Salin semua baris materi di bawah ini tanpa mengubah satu karakter pun.

- **Data Tersimpan**:
########################################
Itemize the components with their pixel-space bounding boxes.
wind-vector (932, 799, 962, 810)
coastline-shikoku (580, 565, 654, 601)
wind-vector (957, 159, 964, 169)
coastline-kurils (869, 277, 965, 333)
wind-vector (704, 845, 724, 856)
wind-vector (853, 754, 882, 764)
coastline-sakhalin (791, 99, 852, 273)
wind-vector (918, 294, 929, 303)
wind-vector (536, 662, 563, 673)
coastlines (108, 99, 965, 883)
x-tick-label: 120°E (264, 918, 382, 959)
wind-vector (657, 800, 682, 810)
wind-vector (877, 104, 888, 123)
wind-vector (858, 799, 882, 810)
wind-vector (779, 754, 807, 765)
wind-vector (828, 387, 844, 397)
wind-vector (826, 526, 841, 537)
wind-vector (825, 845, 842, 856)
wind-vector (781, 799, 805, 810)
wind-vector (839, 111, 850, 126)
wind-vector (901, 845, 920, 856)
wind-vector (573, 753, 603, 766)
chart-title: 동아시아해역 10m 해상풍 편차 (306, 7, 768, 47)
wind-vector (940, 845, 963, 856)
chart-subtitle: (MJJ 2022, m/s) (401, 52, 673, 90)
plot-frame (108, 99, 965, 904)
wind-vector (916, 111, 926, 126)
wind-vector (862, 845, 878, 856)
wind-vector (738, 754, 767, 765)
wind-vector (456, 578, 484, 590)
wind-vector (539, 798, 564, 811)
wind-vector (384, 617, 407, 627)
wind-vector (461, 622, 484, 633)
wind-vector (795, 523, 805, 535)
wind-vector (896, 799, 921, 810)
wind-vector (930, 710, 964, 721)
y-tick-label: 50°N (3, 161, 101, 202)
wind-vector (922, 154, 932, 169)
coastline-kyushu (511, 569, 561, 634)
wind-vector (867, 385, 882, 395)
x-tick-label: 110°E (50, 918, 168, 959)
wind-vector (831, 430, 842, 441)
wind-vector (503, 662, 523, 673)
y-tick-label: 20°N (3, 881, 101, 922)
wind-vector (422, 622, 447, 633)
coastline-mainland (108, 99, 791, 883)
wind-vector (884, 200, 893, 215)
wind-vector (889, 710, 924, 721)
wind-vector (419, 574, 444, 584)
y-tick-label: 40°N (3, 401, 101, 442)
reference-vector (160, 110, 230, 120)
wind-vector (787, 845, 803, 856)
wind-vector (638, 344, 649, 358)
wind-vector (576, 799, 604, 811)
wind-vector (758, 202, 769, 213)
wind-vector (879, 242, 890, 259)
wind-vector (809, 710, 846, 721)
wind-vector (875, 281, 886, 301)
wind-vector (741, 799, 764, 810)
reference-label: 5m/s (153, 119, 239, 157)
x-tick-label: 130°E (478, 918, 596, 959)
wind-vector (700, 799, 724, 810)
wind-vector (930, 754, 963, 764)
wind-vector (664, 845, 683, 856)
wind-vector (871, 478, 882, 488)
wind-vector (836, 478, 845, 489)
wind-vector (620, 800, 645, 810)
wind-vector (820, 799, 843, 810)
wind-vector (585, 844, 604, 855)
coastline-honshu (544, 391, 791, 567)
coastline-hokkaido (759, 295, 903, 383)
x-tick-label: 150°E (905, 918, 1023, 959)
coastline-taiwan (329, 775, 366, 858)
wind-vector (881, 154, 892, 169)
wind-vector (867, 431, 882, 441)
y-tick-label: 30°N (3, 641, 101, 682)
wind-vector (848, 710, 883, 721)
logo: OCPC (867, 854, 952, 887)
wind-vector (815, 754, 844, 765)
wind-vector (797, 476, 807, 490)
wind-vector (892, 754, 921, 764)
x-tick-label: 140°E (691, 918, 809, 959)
########################################
- **Keluaran yang Benar**:
Itemize the components with their pixel-space bounding boxes.
wind-vector (932, 799, 962, 810)
coastline-shikoku (580, 565, 654, 601)
wind-vector (957, 159, 964, 169)
coastline-kurils (869, 277, 965, 333)
wind-vector (704, 845, 724, 856)
wind-vector (853, 754, 882, 764)
coastline-sakhalin (791, 99, 852, 273)
wind-vector (918, 294, 929, 303)
wind-vector (536, 662, 563, 673)
coastlines (108, 99, 965, 883)
x-tick-label: 120°E (264, 918, 382, 959)
wind-vector (657, 800, 682, 810)
wind-vector (877, 104, 888, 123)
wind-vector (858, 799, 882, 810)
wind-vector (779, 754, 807, 765)
wind-vector (828, 387, 844, 397)
wind-vector (826, 526, 841, 537)
wind-vector (825, 845, 842, 856)
wind-vector (781, 799, 805, 810)
wind-vector (839, 111, 850, 126)
wind-vector (901, 845, 920, 856)
wind-vector (573, 753, 603, 766)
chart-title: 동아시아해역 10m 해상풍 편차 (306, 7, 768, 47)
wind-vector (940, 845, 963, 856)
chart-subtitle: (MJJ 2022, m/s) (401, 52, 673, 90)
plot-frame (108, 99, 965, 904)
wind-vector (916, 111, 926, 126)
wind-vector (862, 845, 878, 856)
wind-vector (738, 754, 767, 765)
wind-vector (456, 578, 484, 590)
wind-vector (539, 798, 564, 811)
wind-vector (384, 617, 407, 627)
wind-vector (461, 622, 484, 633)
wind-vector (795, 523, 805, 535)
wind-vector (896, 799, 921, 810)
wind-vector (930, 710, 964, 721)
y-tick-label: 50°N (3, 161, 101, 202)
wind-vector (922, 154, 932, 169)
coastline-kyushu (511, 569, 561, 634)
wind-vector (867, 385, 882, 395)
x-tick-label: 110°E (50, 918, 168, 959)
wind-vector (831, 430, 842, 441)
wind-vector (503, 662, 523, 673)
y-tick-label: 20°N (3, 881, 101, 922)
wind-vector (422, 622, 447, 633)
coastline-mainland (108, 99, 791, 883)
wind-vector (884, 200, 893, 215)
wind-vector (889, 710, 924, 721)
wind-vector (419, 574, 444, 584)
y-tick-label: 40°N (3, 401, 101, 442)
reference-vector (160, 110, 230, 120)
wind-vector (787, 845, 803, 856)
wind-vector (638, 344, 649, 358)
wind-vector (576, 799, 604, 811)
wind-vector (758, 202, 769, 213)
wind-vector (879, 242, 890, 259)
wind-vector (809, 710, 846, 721)
wind-vector (875, 281, 886, 301)
wind-vector (741, 799, 764, 810)
reference-label: 5m/s (153, 119, 239, 157)
x-tick-label: 130°E (478, 918, 596, 959)
wind-vector (700, 799, 724, 810)
wind-vector (930, 754, 963, 764)
wind-vector (664, 845, 683, 856)
wind-vector (871, 478, 882, 488)
wind-vector (836, 478, 845, 489)
wind-vector (620, 800, 645, 810)
wind-vector (820, 799, 843, 810)
wind-vector (585, 844, 604, 855)
coastline-honshu (544, 391, 791, 567)
coastline-hokkaido (759, 295, 903, 383)
x-tick-label: 150°E (905, 918, 1023, 959)
coastline-taiwan (329, 775, 366, 858)
wind-vector (881, 154, 892, 169)
wind-vector (867, 431, 882, 441)
y-tick-label: 30°N (3, 641, 101, 682)
wind-vector (848, 710, 883, 721)
logo: OCPC (867, 854, 952, 887)
wind-vector (815, 754, 844, 765)
wind-vector (797, 476, 807, 490)
wind-vector (892, 754, 921, 764)
x-tick-label: 140°E (691, 918, 809, 959)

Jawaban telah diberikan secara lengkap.